Work order = Except for the images, repeat the entries below word for word.

________________________________________

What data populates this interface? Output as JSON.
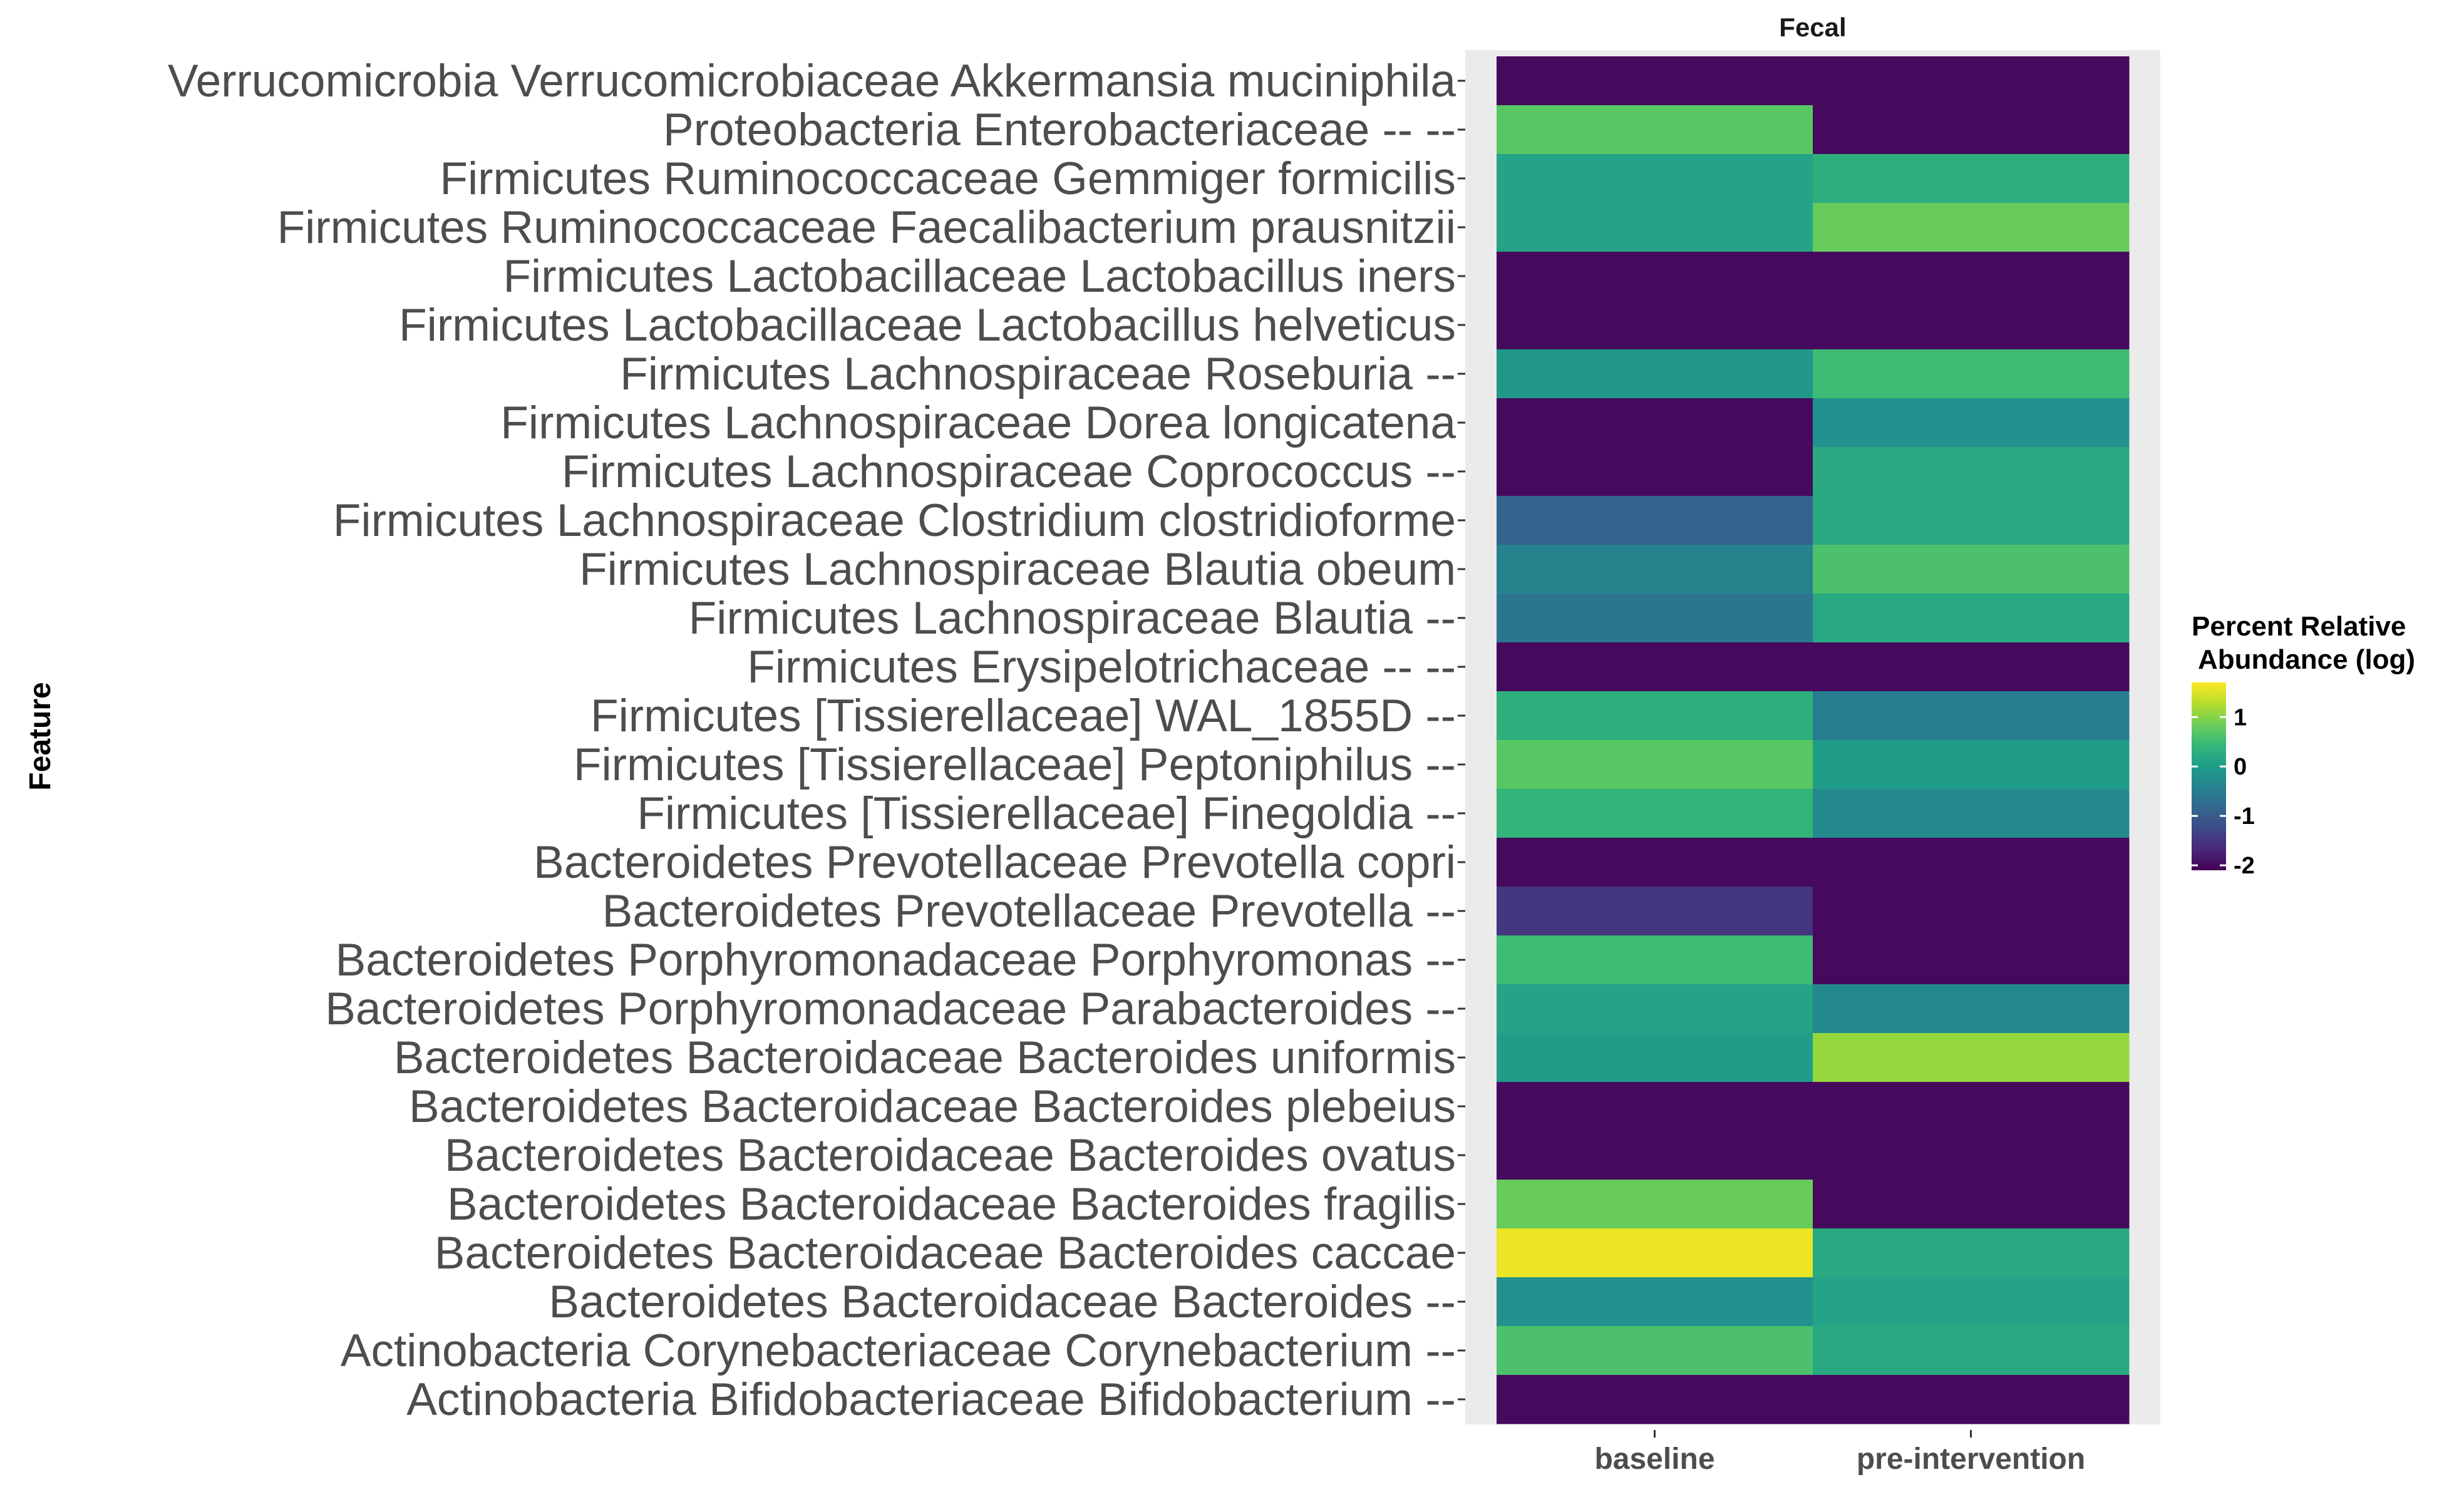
{
  "chart_data": {
    "type": "heatmap",
    "facet_title": "Fecal",
    "ylabel": "Feature",
    "xlabel": "",
    "columns": [
      "baseline",
      "pre-intervention"
    ],
    "rows": [
      "Verrucomicrobia Verrucomicrobiaceae Akkermansia muciniphila",
      "Proteobacteria Enterobacteriaceae -- --",
      "Firmicutes Ruminococcaceae Gemmiger formicilis",
      "Firmicutes Ruminococcaceae Faecalibacterium prausnitzii",
      "Firmicutes Lactobacillaceae Lactobacillus iners",
      "Firmicutes Lactobacillaceae Lactobacillus helveticus",
      "Firmicutes Lachnospiraceae Roseburia --",
      "Firmicutes Lachnospiraceae Dorea longicatena",
      "Firmicutes Lachnospiraceae Coprococcus --",
      "Firmicutes Lachnospiraceae Clostridium clostridioforme",
      "Firmicutes Lachnospiraceae Blautia obeum",
      "Firmicutes Lachnospiraceae Blautia --",
      "Firmicutes Erysipelotrichaceae -- --",
      "Firmicutes [Tissierellaceae] WAL_1855D --",
      "Firmicutes [Tissierellaceae] Peptoniphilus --",
      "Firmicutes [Tissierellaceae] Finegoldia --",
      "Bacteroidetes Prevotellaceae Prevotella copri",
      "Bacteroidetes Prevotellaceae Prevotella --",
      "Bacteroidetes Porphyromonadaceae Porphyromonas --",
      "Bacteroidetes Porphyromonadaceae Parabacteroides --",
      "Bacteroidetes Bacteroidaceae Bacteroides uniformis",
      "Bacteroidetes Bacteroidaceae Bacteroides plebeius",
      "Bacteroidetes Bacteroidaceae Bacteroides ovatus",
      "Bacteroidetes Bacteroidaceae Bacteroides fragilis",
      "Bacteroidetes Bacteroidaceae Bacteroides caccae",
      "Bacteroidetes Bacteroidaceae Bacteroides --",
      "Actinobacteria Corynebacteriaceae Corynebacterium --",
      "Actinobacteria Bifidobacteriaceae Bifidobacterium --"
    ],
    "values": [
      [
        -2.0,
        -2.0
      ],
      [
        0.7,
        -2.0
      ],
      [
        0.1,
        0.3
      ],
      [
        0.1,
        0.8
      ],
      [
        -2.0,
        -2.0
      ],
      [
        -2.0,
        -2.0
      ],
      [
        -0.1,
        0.5
      ],
      [
        -2.0,
        -0.2
      ],
      [
        -2.0,
        0.2
      ],
      [
        -0.9,
        0.2
      ],
      [
        -0.4,
        0.6
      ],
      [
        -0.6,
        0.2
      ],
      [
        -2.0,
        -2.0
      ],
      [
        0.3,
        -0.5
      ],
      [
        0.7,
        0.0
      ],
      [
        0.4,
        -0.3
      ],
      [
        -2.0,
        -2.0
      ],
      [
        -1.5,
        -2.0
      ],
      [
        0.5,
        -2.0
      ],
      [
        0.1,
        -0.3
      ],
      [
        0.0,
        1.1
      ],
      [
        -2.0,
        -2.0
      ],
      [
        -2.0,
        -2.0
      ],
      [
        0.8,
        -2.0
      ],
      [
        1.6,
        0.2
      ],
      [
        -0.2,
        0.1
      ],
      [
        0.6,
        0.2
      ],
      [
        -2.0,
        -2.0
      ]
    ],
    "legend": {
      "title_line1": "Percent Relative",
      "title_line2": "Abundance (log)",
      "position": "right",
      "ticks": [
        1,
        0,
        -1,
        -2
      ],
      "tick_labels": [
        "1",
        "0",
        "-1",
        "-2"
      ],
      "range": [
        -2.1,
        1.7
      ],
      "colormap": "viridis"
    }
  }
}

________________________________________

Result of the exercise =
What data populates this interface? Output as JSON.
{
  "chart_data": {
    "type": "heatmap",
    "facet_title": "Fecal",
    "ylabel": "Feature",
    "xlabel": "",
    "columns": [
      "baseline",
      "pre-intervention"
    ],
    "rows": [
      "Verrucomicrobia Verrucomicrobiaceae Akkermansia muciniphila",
      "Proteobacteria Enterobacteriaceae -- --",
      "Firmicutes Ruminococcaceae Gemmiger formicilis",
      "Firmicutes Ruminococcaceae Faecalibacterium prausnitzii",
      "Firmicutes Lactobacillaceae Lactobacillus iners",
      "Firmicutes Lactobacillaceae Lactobacillus helveticus",
      "Firmicutes Lachnospiraceae Roseburia --",
      "Firmicutes Lachnospiraceae Dorea longicatena",
      "Firmicutes Lachnospiraceae Coprococcus --",
      "Firmicutes Lachnospiraceae Clostridium clostridioforme",
      "Firmicutes Lachnospiraceae Blautia obeum",
      "Firmicutes Lachnospiraceae Blautia --",
      "Firmicutes Erysipelotrichaceae -- --",
      "Firmicutes [Tissierellaceae] WAL_1855D --",
      "Firmicutes [Tissierellaceae] Peptoniphilus --",
      "Firmicutes [Tissierellaceae] Finegoldia --",
      "Bacteroidetes Prevotellaceae Prevotella copri",
      "Bacteroidetes Prevotellaceae Prevotella --",
      "Bacteroidetes Porphyromonadaceae Porphyromonas --",
      "Bacteroidetes Porphyromonadaceae Parabacteroides --",
      "Bacteroidetes Bacteroidaceae Bacteroides uniformis",
      "Bacteroidetes Bacteroidaceae Bacteroides plebeius",
      "Bacteroidetes Bacteroidaceae Bacteroides ovatus",
      "Bacteroidetes Bacteroidaceae Bacteroides fragilis",
      "Bacteroidetes Bacteroidaceae Bacteroides caccae",
      "Bacteroidetes Bacteroidaceae Bacteroides --",
      "Actinobacteria Corynebacteriaceae Corynebacterium --",
      "Actinobacteria Bifidobacteriaceae Bifidobacterium --"
    ],
    "values": [
      [
        -2.0,
        -2.0
      ],
      [
        0.7,
        -2.0
      ],
      [
        0.1,
        0.3
      ],
      [
        0.1,
        0.8
      ],
      [
        -2.0,
        -2.0
      ],
      [
        -2.0,
        -2.0
      ],
      [
        -0.1,
        0.5
      ],
      [
        -2.0,
        -0.2
      ],
      [
        -2.0,
        0.2
      ],
      [
        -0.9,
        0.2
      ],
      [
        -0.4,
        0.6
      ],
      [
        -0.6,
        0.2
      ],
      [
        -2.0,
        -2.0
      ],
      [
        0.3,
        -0.5
      ],
      [
        0.7,
        0.0
      ],
      [
        0.4,
        -0.3
      ],
      [
        -2.0,
        -2.0
      ],
      [
        -1.5,
        -2.0
      ],
      [
        0.5,
        -2.0
      ],
      [
        0.1,
        -0.3
      ],
      [
        0.0,
        1.1
      ],
      [
        -2.0,
        -2.0
      ],
      [
        -2.0,
        -2.0
      ],
      [
        0.8,
        -2.0
      ],
      [
        1.6,
        0.2
      ],
      [
        -0.2,
        0.1
      ],
      [
        0.6,
        0.2
      ],
      [
        -2.0,
        -2.0
      ]
    ],
    "legend": {
      "title_line1": "Percent Relative",
      "title_line2": "Abundance (log)",
      "position": "right",
      "ticks": [
        1,
        0,
        -1,
        -2
      ],
      "tick_labels": [
        "1",
        "0",
        "-1",
        "-2"
      ],
      "range": [
        -2.1,
        1.7
      ],
      "colormap": "viridis"
    }
  }
}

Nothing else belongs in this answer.